**Aufgabenbeschreibung**
Vor welchem Gericht müssen sich laut dem Textauszug die beiden Angeklagten verantworten?

**Textauszug**
┄┄┄┄┄┄
BLAULICHT

Flossen nach der Reichshofer Bluttat 20.000 Euro Schweigegeld?

pn; 21.05.2025, 16:25 Uhr
Foto: Peter Notbohm ---- Ein 28-Jähriger aus Bulgarien und ein 25-jähriger Gummersbacher - hier mit ihren Rechtsanwälten Sarah Hemmes, Andreas Muthmann und Anna Winand - müssen sich vor dem Landgericht Bonn wegen versuchten Mordes verantworten.
BLAULICHT

Flossen nach der Reichshofer Bluttat 20.000 Euro Schweigegeld?

pn; 21.05.2025, 16:25 Uhr
Reichshof – Im Prozess wegen versuchten Mordes hat am Mittwoch das Opfer ausgesagt – Einer der Angeklagten bat vor Gericht um Entschuldigung.
┄┄┄┄┄┄
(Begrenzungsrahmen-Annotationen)
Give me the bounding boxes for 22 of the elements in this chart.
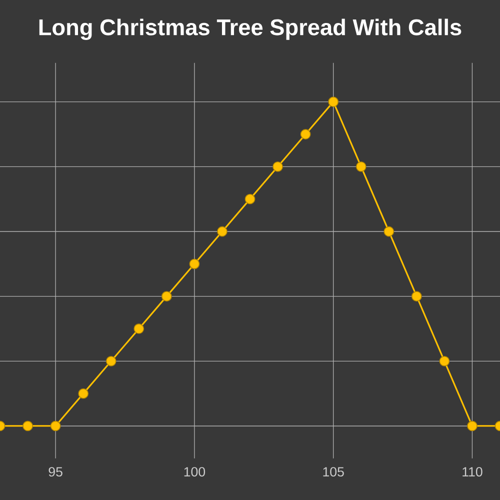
point: [300, 129, 311, 140]
point: [106, 356, 116, 366]
point: [161, 291, 172, 302]
point: [411, 291, 422, 302]
point: [439, 356, 450, 366]
chart-title: Long Christmas Tree Spread With Calls: [39, 18, 462, 40]
point: [189, 258, 200, 270]
point: [328, 96, 339, 108]
point: [50, 420, 61, 432]
point: [78, 388, 89, 399]
point: [22, 420, 33, 432]
x-tick-label: 110: [462, 467, 482, 477]
x-tick-label: 95: [48, 467, 62, 477]
point: [384, 226, 394, 237]
point: [272, 161, 283, 172]
point: [244, 194, 256, 204]
point: [467, 420, 478, 432]
point: [356, 161, 366, 172]
x-tick-label: 105: [323, 467, 344, 477]
x-tick-label: 100: [184, 467, 206, 477]
point: [134, 324, 144, 334]
point: [217, 226, 228, 237]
┄┄┄┄┄┄
**Lösung**
Vor dem Landgericht Bonn.